▸ **Exercise**:
Which lines in the records below contain the word "tuned"? Copy each of them.

[Dataset listings of figures]
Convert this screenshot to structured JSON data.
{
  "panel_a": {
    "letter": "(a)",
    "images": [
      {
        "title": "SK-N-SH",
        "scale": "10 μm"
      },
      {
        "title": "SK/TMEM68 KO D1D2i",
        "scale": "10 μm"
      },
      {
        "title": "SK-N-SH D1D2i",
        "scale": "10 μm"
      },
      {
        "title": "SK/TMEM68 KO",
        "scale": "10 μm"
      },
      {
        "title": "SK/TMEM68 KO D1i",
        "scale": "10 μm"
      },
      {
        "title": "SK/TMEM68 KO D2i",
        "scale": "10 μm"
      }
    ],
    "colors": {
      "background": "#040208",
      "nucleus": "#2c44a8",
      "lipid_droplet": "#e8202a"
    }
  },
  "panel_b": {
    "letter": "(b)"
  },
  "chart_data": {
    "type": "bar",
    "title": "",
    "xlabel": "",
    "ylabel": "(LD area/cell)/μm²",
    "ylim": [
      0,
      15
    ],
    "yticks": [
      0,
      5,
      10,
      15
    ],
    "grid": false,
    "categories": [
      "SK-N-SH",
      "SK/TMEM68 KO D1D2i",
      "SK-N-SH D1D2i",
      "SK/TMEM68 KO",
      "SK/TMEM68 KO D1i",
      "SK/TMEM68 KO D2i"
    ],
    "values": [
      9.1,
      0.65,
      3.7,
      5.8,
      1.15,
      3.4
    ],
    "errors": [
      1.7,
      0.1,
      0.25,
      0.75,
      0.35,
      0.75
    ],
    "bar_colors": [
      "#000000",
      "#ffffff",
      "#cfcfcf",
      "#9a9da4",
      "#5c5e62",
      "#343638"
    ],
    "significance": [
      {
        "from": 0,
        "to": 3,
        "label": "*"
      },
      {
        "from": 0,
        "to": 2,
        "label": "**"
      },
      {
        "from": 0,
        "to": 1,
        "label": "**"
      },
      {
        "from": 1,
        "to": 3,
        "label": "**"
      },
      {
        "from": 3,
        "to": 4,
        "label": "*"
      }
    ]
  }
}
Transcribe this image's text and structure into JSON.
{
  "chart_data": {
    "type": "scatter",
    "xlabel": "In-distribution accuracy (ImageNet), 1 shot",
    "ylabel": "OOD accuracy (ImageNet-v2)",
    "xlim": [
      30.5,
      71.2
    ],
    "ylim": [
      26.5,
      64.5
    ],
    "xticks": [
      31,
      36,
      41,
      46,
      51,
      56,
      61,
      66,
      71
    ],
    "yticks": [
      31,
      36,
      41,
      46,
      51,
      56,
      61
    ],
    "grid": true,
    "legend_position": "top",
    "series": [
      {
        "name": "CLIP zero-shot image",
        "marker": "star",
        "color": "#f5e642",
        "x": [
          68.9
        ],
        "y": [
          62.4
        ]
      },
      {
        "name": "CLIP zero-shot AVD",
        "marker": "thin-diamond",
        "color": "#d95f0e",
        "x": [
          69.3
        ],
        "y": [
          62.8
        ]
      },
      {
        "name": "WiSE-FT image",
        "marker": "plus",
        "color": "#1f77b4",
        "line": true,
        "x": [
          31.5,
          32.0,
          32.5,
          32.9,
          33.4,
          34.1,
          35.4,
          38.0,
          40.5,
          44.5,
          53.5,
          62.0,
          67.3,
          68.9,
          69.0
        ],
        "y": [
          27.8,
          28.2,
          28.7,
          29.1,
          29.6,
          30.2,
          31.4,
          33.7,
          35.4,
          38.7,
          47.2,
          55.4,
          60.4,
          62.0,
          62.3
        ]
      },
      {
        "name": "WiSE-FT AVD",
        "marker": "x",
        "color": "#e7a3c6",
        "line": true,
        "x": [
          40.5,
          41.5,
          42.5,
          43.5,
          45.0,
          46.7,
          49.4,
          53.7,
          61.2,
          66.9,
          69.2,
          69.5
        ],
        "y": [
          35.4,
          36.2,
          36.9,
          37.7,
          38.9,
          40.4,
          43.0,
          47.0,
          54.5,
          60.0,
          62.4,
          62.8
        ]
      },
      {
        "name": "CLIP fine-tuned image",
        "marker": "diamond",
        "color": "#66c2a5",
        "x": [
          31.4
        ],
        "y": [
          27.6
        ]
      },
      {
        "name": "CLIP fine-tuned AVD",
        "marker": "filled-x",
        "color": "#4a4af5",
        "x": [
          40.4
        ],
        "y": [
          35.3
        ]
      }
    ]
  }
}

▸ **Solution**:
        "name": "CLIP fine-tuned image",
        "name": "CLIP fine-tuned AVD",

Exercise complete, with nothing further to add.